### DIRECTIONS
Copy each line below that includes "title".

======== SUPPLIED DATA

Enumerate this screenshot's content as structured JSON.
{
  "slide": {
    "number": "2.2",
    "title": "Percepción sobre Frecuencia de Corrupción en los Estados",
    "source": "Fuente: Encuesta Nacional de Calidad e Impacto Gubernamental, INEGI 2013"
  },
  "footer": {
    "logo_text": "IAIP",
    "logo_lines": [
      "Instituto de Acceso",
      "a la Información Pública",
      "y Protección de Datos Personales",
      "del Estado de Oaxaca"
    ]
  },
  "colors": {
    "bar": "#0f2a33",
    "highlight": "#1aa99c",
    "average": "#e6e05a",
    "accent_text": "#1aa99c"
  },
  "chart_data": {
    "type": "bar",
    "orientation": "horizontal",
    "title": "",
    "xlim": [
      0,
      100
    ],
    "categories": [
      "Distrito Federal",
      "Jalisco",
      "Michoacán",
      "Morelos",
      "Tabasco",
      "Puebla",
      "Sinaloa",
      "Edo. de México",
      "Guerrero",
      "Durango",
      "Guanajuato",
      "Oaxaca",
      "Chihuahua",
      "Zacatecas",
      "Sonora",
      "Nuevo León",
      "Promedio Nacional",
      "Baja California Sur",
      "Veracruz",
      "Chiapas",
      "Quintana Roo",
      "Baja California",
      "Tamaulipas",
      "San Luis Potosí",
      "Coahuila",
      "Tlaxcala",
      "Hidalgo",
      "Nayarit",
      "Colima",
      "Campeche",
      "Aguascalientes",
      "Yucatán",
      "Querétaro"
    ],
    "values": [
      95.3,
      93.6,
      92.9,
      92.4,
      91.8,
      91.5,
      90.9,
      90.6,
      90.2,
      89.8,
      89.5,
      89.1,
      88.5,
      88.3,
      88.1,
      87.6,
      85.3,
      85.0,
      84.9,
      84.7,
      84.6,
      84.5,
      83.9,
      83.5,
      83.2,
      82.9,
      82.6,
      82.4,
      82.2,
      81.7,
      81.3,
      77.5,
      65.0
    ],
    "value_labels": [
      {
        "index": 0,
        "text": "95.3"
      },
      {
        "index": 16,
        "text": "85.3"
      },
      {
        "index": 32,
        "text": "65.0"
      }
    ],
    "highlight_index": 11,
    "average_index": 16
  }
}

================

### TASK RESPONSE
    "title": "Percepción sobre Frecuencia de Corrupción en los Estados",
    "title": "",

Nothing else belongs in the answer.